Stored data
<<<<

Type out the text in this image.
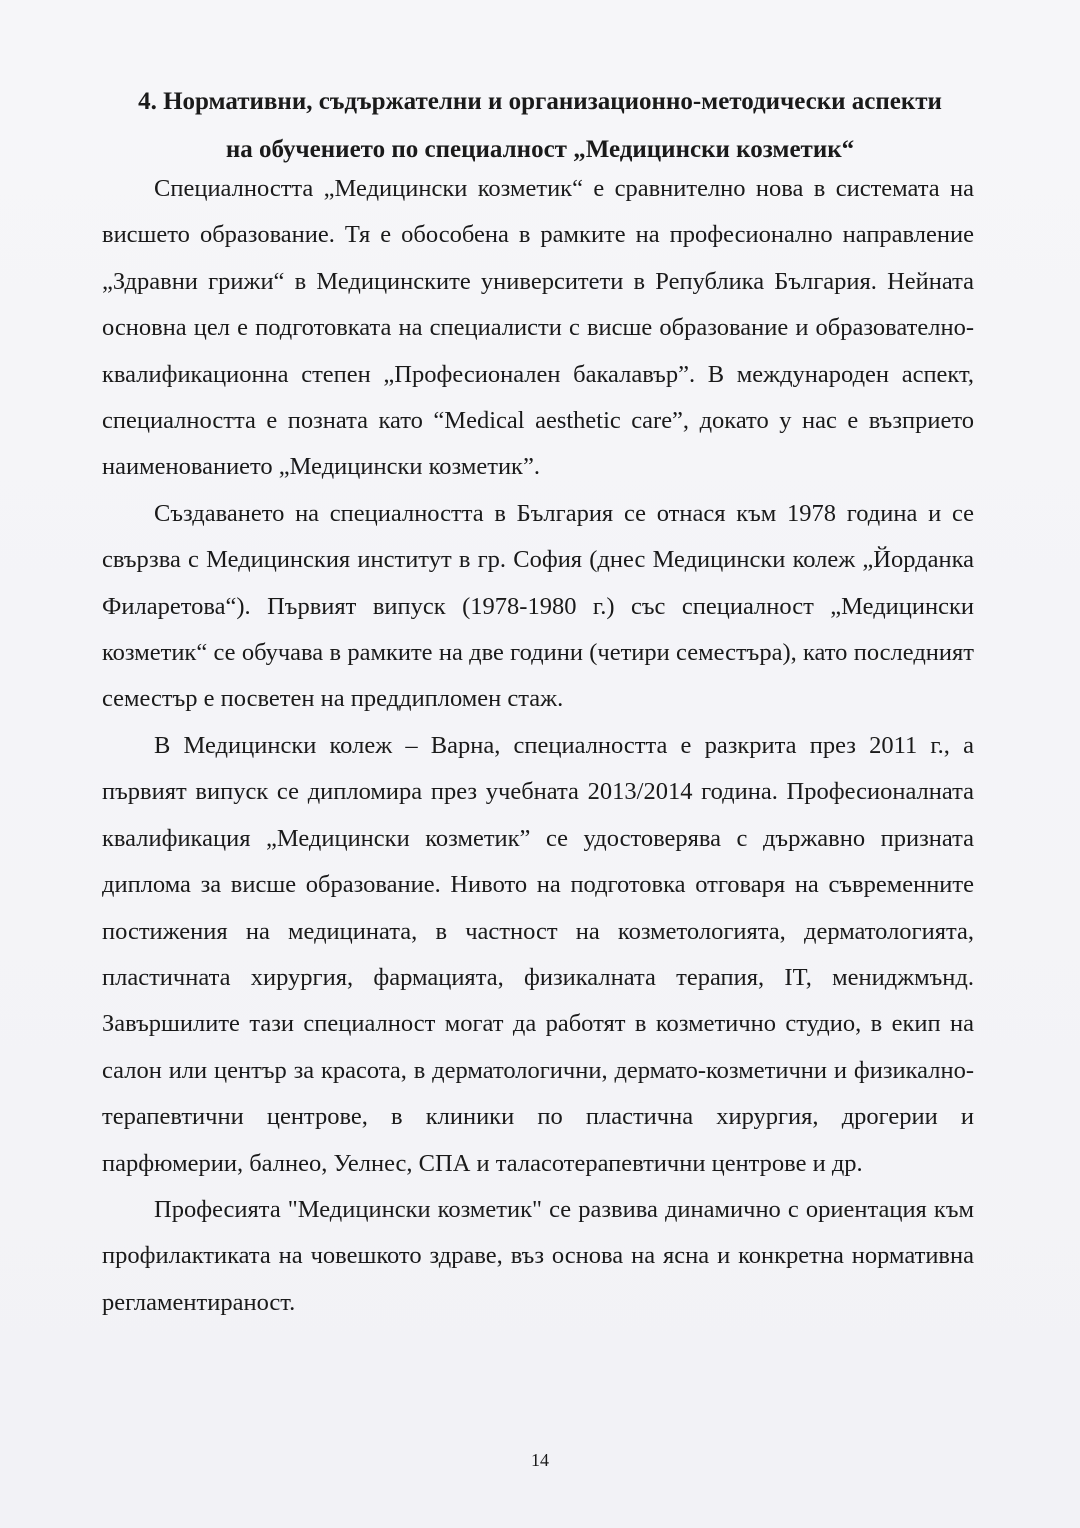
4. Нормативни, съдържателни и организационно-методически аспекти
на обучението по специалност „Медицински козметик“

Специалността „Медицински козметик“ е сравнително нова в системата на висшето образование. Тя е обособена в рамките на професионално направление „Здравни грижи“ в Медицинските университети в Република България. Нейната основна цел е подготовката на специалисти с висше образование и образователно-квалификационна степен „Професионален бакалавър”. В международен аспект, специалността е позната като “Medical aesthetic care”, докато у нас е възприето наименованието „Медицински козметик”.

Създаването на специалността в България се отнася към 1978 година и се свързва с Медицинския институт в гр. София (днес Медицински колеж „Йорданка Филаретова“). Първият випуск (1978-1980 г.) със специалност „Медицински козметик“ се обучава в рамките на две години (четири семестъра), като последният семестър е посветен на преддипломен стаж.

В Медицински колеж – Варна, специалността е разкрита през 2011 г., а първият випуск се дипломира през учебната 2013/2014 година. Професионалната квалификация „Медицински козметик” се удостоверява с държавно призната диплома за висше образование. Нивото на подготовка отговаря на съвременните постижения на медицината, в частност на козметологията, дерматологията, пластичната хирургия, фармацията, физикалната терапия, IT, мениджмънд. Завършилите тази специалност могат да работят в козметично студио, в екип на салон или център за красота, в дерматологични, дермато-козметични и физикално-терапевтични центрове, в клиники по пластична хирургия, дрогерии и парфюмерии, балнео, Уелнес, СПА и таласотерапевтични центрове и др.

Професията "Медицински козметик" се развива динамично с ориентация към профилактиката на човешкото здраве, въз основа на ясна и конкретна нормативна регламентираност.

14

>>>>

▶ [WHAT TO WORK ON]:
Return all of the entries exactly as written, but drop any pictures they hold.

▶ [EXERCISE RESULT]:
Type out the text in this image.
4. Нормативни, съдържателни и организационно-методически аспекти
на обучението по специалност „Медицински козметик“

Специалността „Медицински козметик“ е сравнително нова в системата на висшето образование. Тя е обособена в рамките на професионално направление „Здравни грижи“ в Медицинските университети в Република България. Нейната основна цел е подготовката на специалисти с висше образование и образователно-квалификационна степен „Професионален бакалавър”. В международен аспект, специалността е позната като “Medical aesthetic care”, докато у нас е възприето наименованието „Медицински козметик”.

Създаването на специалността в България се отнася към 1978 година и се свързва с Медицинския институт в гр. София (днес Медицински колеж „Йорданка Филаретова“). Първият випуск (1978-1980 г.) със специалност „Медицински козметик“ се обучава в рамките на две години (четири семестъра), като последният семестър е посветен на преддипломен стаж.

В Медицински колеж – Варна, специалността е разкрита през 2011 г., а първият випуск се дипломира през учебната 2013/2014 година. Професионалната квалификация „Медицински козметик” се удостоверява с държавно призната диплома за висше образование. Нивото на подготовка отговаря на съвременните постижения на медицината, в частност на козметологията, дерматологията, пластичната хирургия, фармацията, физикалната терапия, IT, мениджмънд. Завършилите тази специалност могат да работят в козметично студио, в екип на салон или център за красота, в дерматологични, дермато-козметични и физикално-терапевтични центрове, в клиники по пластична хирургия, дрогерии и парфюмерии, балнео, Уелнес, СПА и таласотерапевтични центрове и др.

Професията "Медицински козметик" се развива динамично с ориентация към профилактиката на човешкото здраве, въз основа на ясна и конкретна нормативна регламентираност.

14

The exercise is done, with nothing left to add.